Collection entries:

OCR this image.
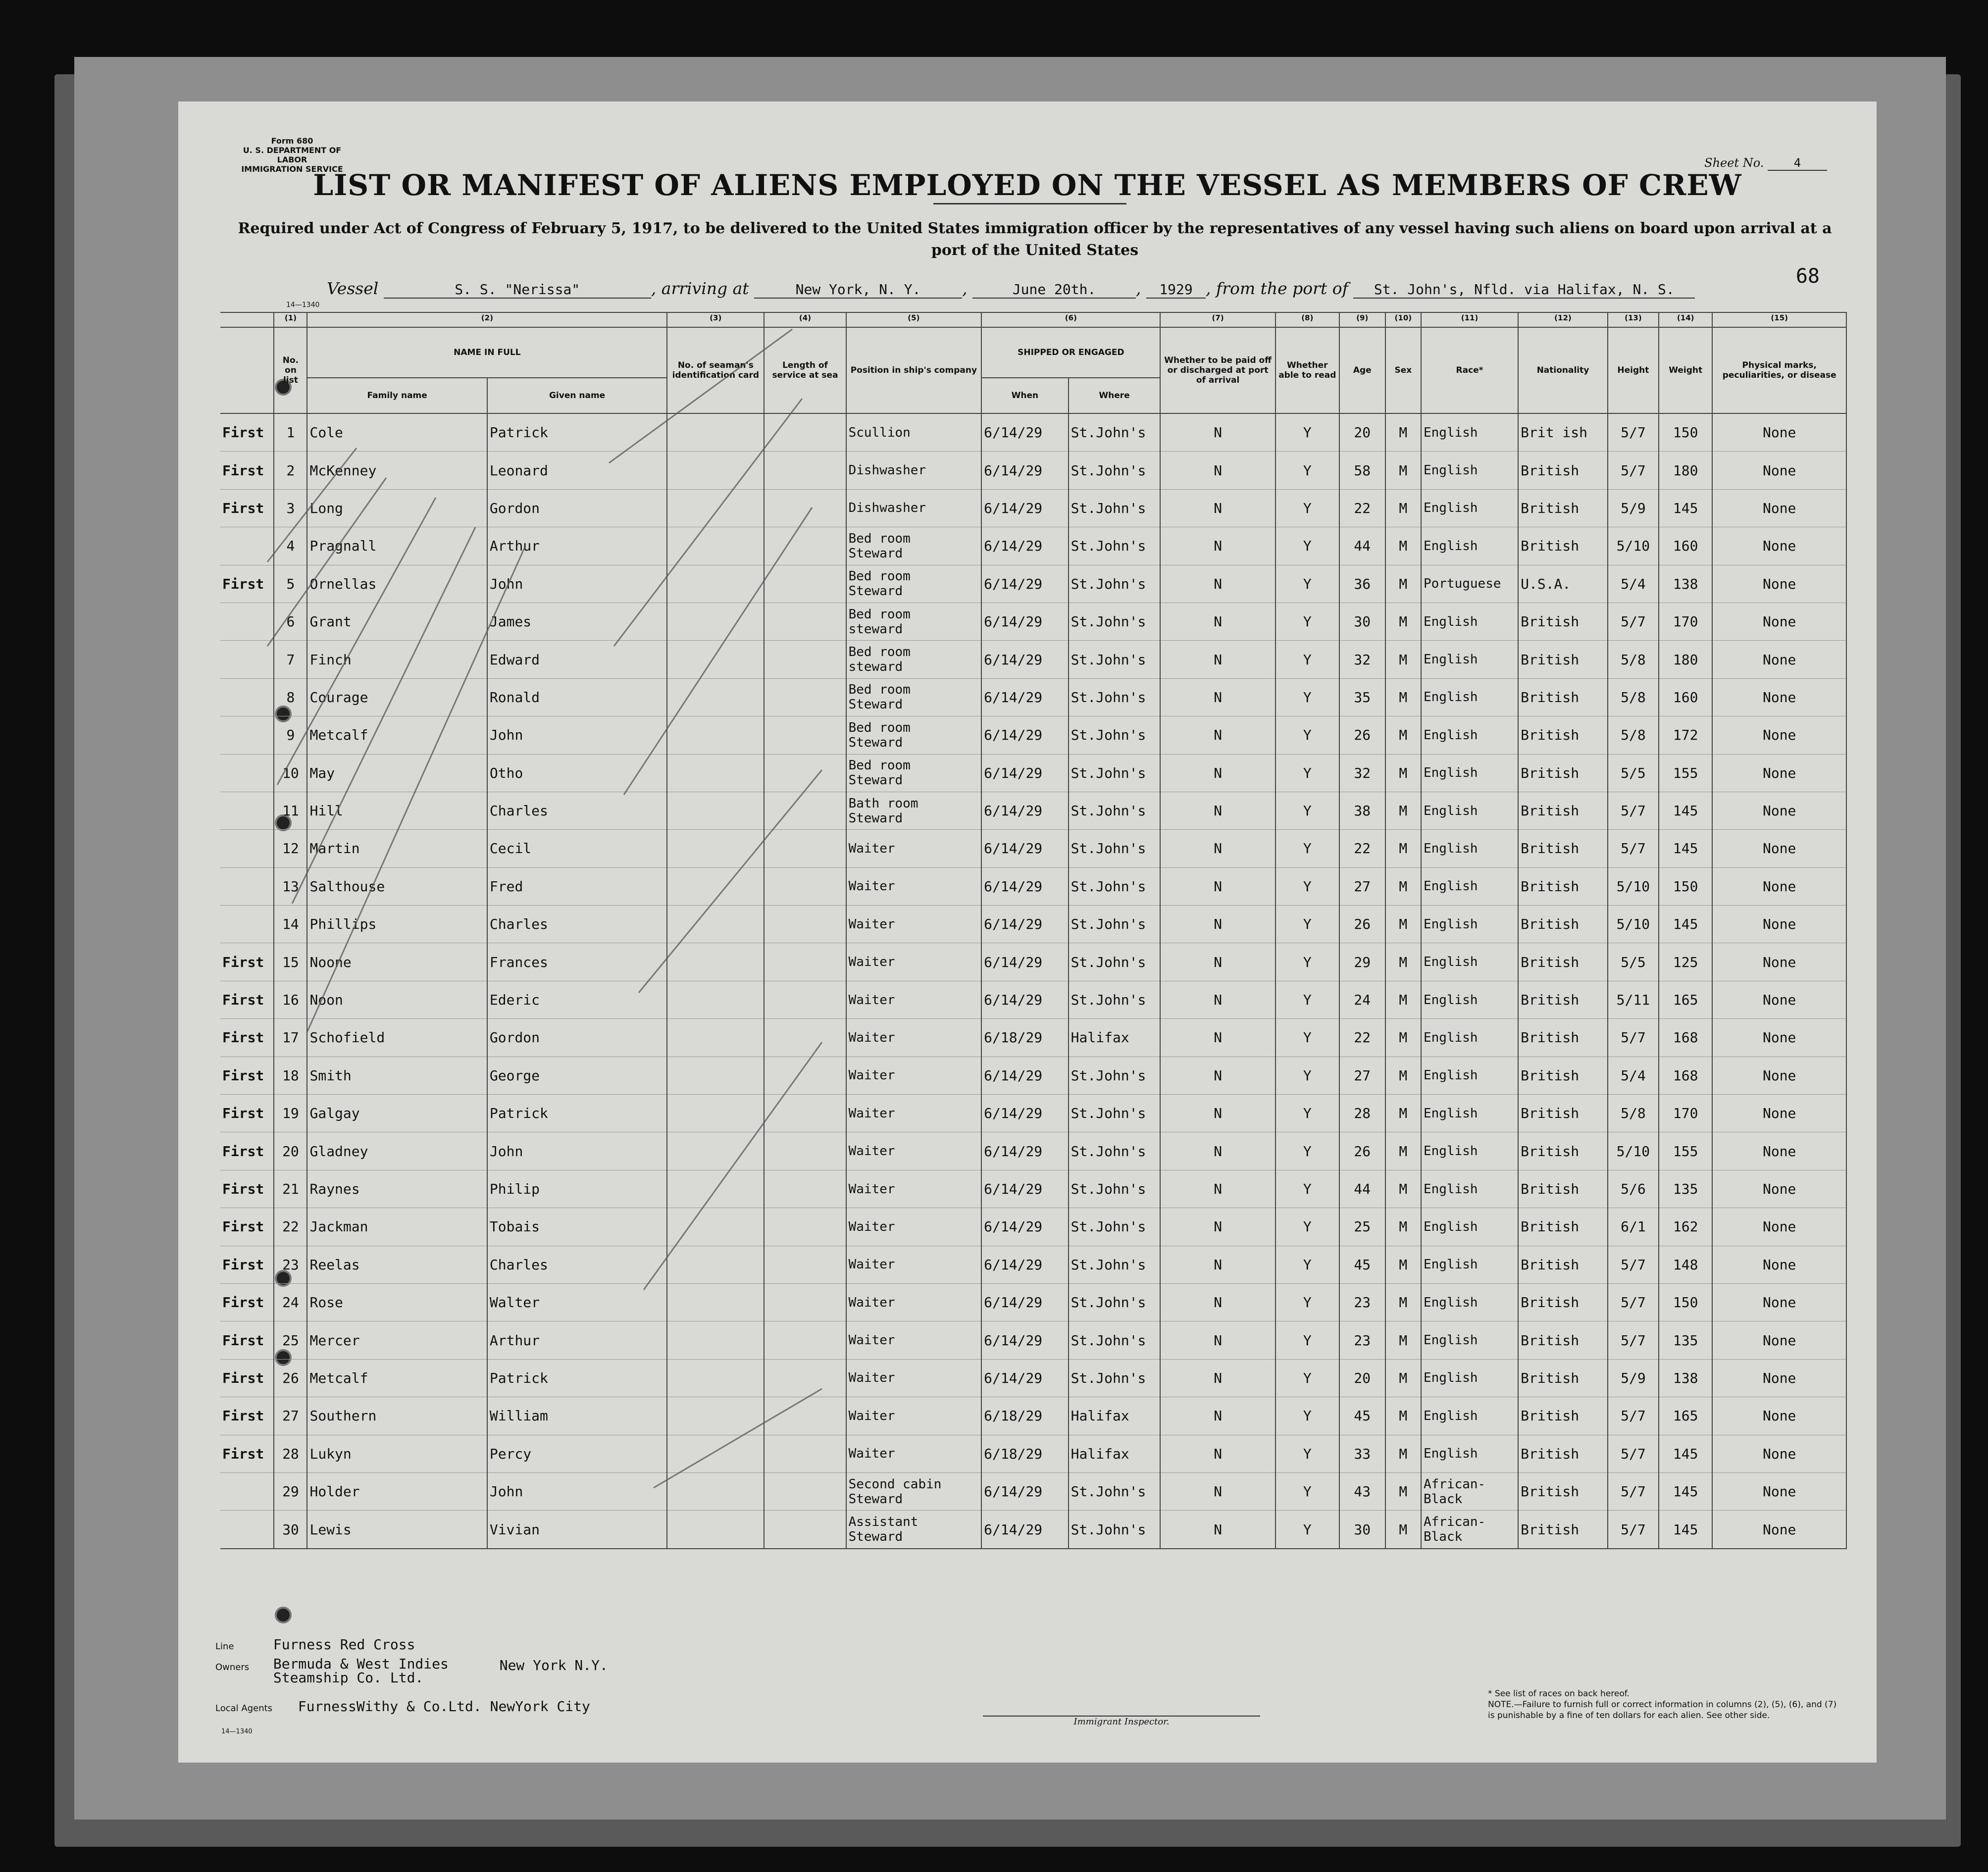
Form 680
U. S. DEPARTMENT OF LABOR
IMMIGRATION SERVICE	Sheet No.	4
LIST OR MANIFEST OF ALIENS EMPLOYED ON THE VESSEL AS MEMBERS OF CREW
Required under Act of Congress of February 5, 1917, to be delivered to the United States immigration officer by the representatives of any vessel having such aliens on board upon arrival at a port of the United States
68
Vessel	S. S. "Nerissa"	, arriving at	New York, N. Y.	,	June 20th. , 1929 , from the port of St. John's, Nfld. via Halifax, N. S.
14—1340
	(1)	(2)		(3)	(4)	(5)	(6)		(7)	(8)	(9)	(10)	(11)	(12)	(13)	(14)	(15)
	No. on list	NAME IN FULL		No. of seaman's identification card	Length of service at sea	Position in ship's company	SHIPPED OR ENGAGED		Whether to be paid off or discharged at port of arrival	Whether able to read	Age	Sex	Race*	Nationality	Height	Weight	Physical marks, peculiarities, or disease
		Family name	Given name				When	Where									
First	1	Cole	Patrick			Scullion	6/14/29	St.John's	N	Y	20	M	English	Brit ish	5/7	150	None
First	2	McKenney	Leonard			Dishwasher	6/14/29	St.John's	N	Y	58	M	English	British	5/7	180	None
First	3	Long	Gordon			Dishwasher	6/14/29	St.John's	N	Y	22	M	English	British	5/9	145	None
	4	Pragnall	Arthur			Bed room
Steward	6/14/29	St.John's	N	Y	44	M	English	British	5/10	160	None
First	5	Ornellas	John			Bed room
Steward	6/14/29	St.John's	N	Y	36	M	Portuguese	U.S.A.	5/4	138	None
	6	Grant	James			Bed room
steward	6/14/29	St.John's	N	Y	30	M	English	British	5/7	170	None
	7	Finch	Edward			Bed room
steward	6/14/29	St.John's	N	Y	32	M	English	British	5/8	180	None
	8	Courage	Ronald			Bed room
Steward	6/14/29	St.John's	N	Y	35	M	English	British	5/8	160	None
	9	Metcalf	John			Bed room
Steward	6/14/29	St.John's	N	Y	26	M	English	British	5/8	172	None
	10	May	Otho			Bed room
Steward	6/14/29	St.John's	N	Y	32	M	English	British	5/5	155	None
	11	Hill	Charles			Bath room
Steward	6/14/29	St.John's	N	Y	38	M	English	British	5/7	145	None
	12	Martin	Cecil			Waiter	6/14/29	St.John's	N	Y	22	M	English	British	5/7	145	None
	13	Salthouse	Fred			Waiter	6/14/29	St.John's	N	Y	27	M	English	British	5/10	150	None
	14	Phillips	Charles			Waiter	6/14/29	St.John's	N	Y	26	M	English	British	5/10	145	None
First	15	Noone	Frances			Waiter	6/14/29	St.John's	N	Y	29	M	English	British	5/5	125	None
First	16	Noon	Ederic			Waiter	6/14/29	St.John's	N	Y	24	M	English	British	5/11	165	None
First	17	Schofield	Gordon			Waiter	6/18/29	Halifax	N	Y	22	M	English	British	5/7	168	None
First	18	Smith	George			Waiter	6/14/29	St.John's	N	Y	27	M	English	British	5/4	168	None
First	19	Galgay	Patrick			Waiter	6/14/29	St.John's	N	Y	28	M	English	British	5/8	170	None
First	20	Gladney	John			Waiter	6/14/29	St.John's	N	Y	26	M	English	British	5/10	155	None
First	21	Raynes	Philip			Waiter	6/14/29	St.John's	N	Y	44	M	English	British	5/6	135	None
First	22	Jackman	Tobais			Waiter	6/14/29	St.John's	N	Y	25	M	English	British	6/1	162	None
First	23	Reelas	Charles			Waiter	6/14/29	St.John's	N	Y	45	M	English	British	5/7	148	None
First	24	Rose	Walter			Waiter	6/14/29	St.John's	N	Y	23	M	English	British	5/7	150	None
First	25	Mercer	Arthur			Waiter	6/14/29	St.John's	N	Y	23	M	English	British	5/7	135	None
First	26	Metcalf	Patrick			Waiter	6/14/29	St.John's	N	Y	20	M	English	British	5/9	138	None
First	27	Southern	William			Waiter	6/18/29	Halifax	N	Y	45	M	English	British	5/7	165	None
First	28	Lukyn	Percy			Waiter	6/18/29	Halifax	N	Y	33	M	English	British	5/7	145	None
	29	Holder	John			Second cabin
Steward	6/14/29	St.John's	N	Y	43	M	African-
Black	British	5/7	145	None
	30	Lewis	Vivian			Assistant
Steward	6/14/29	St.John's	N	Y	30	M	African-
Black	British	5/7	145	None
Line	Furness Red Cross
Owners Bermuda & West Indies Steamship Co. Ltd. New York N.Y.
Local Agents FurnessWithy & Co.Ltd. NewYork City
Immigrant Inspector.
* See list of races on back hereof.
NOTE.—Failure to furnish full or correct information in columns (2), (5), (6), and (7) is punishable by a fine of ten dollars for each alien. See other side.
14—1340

> **PROBLEM TO SOLVE**:
Using the material above, retype each entry exactly and omit the pictures.

> **REPLY**:
OCR this image.
Form 680
U. S. DEPARTMENT OF LABOR
IMMIGRATION SERVICE	Sheet No.	4
LIST OR MANIFEST OF ALIENS EMPLOYED ON THE VESSEL AS MEMBERS OF CREW
Required under Act of Congress of February 5, 1917, to be delivered to the United States immigration officer by the representatives of any vessel having such aliens on board upon arrival at a port of the United States
68
Vessel	S. S. "Nerissa"	, arriving at	New York, N. Y.	,	June 20th. , 1929 , from the port of St. John's, Nfld. via Halifax, N. S.
14—1340
	(1)	(2)		(3)	(4)	(5)	(6)		(7)	(8)	(9)	(10)	(11)	(12)	(13)	(14)	(15)
	No. on list	NAME IN FULL		No. of seaman's identification card	Length of service at sea	Position in ship's company	SHIPPED OR ENGAGED		Whether to be paid off or discharged at port of arrival	Whether able to read	Age	Sex	Race*	Nationality	Height	Weight	Physical marks, peculiarities, or disease
		Family name	Given name				When	Where									
First	1	Cole	Patrick			Scullion	6/14/29	St.John's	N	Y	20	M	English	Brit ish	5/7	150	None
First	2	McKenney	Leonard			Dishwasher	6/14/29	St.John's	N	Y	58	M	English	British	5/7	180	None
First	3	Long	Gordon			Dishwasher	6/14/29	St.John's	N	Y	22	M	English	British	5/9	145	None
	4	Pragnall	Arthur			Bed room
Steward	6/14/29	St.John's	N	Y	44	M	English	British	5/10	160	None
First	5	Ornellas	John			Bed room
Steward	6/14/29	St.John's	N	Y	36	M	Portuguese	U.S.A.	5/4	138	None
	6	Grant	James			Bed room
steward	6/14/29	St.John's	N	Y	30	M	English	British	5/7	170	None
	7	Finch	Edward			Bed room
steward	6/14/29	St.John's	N	Y	32	M	English	British	5/8	180	None
	8	Courage	Ronald			Bed room
Steward	6/14/29	St.John's	N	Y	35	M	English	British	5/8	160	None
	9	Metcalf	John			Bed room
Steward	6/14/29	St.John's	N	Y	26	M	English	British	5/8	172	None
	10	May	Otho			Bed room
Steward	6/14/29	St.John's	N	Y	32	M	English	British	5/5	155	None
	11	Hill	Charles			Bath room
Steward	6/14/29	St.John's	N	Y	38	M	English	British	5/7	145	None
	12	Martin	Cecil			Waiter	6/14/29	St.John's	N	Y	22	M	English	British	5/7	145	None
	13	Salthouse	Fred			Waiter	6/14/29	St.John's	N	Y	27	M	English	British	5/10	150	None
	14	Phillips	Charles			Waiter	6/14/29	St.John's	N	Y	26	M	English	British	5/10	145	None
First	15	Noone	Frances			Waiter	6/14/29	St.John's	N	Y	29	M	English	British	5/5	125	None
First	16	Noon	Ederic			Waiter	6/14/29	St.John's	N	Y	24	M	English	British	5/11	165	None
First	17	Schofield	Gordon			Waiter	6/18/29	Halifax	N	Y	22	M	English	British	5/7	168	None
First	18	Smith	George			Waiter	6/14/29	St.John's	N	Y	27	M	English	British	5/4	168	None
First	19	Galgay	Patrick			Waiter	6/14/29	St.John's	N	Y	28	M	English	British	5/8	170	None
First	20	Gladney	John			Waiter	6/14/29	St.John's	N	Y	26	M	English	British	5/10	155	None
First	21	Raynes	Philip			Waiter	6/14/29	St.John's	N	Y	44	M	English	British	5/6	135	None
First	22	Jackman	Tobais			Waiter	6/14/29	St.John's	N	Y	25	M	English	British	6/1	162	None
First	23	Reelas	Charles			Waiter	6/14/29	St.John's	N	Y	45	M	English	British	5/7	148	None
First	24	Rose	Walter			Waiter	6/14/29	St.John's	N	Y	23	M	English	British	5/7	150	None
First	25	Mercer	Arthur			Waiter	6/14/29	St.John's	N	Y	23	M	English	British	5/7	135	None
First	26	Metcalf	Patrick			Waiter	6/14/29	St.John's	N	Y	20	M	English	British	5/9	138	None
First	27	Southern	William			Waiter	6/18/29	Halifax	N	Y	45	M	English	British	5/7	165	None
First	28	Lukyn	Percy			Waiter	6/18/29	Halifax	N	Y	33	M	English	British	5/7	145	None
	29	Holder	John			Second cabin
Steward	6/14/29	St.John's	N	Y	43	M	African-
Black	British	5/7	145	None
	30	Lewis	Vivian			Assistant
Steward	6/14/29	St.John's	N	Y	30	M	African-
Black	British	5/7	145	None
Line	Furness Red Cross
Owners Bermuda & West Indies Steamship Co. Ltd. New York N.Y.
Local Agents FurnessWithy & Co.Ltd. NewYork City
Immigrant Inspector.
* See list of races on back hereof.
NOTE.—Failure to furnish full or correct information in columns (2), (5), (6), and (7) is punishable by a fine of ten dollars for each alien. See other side.
14—1340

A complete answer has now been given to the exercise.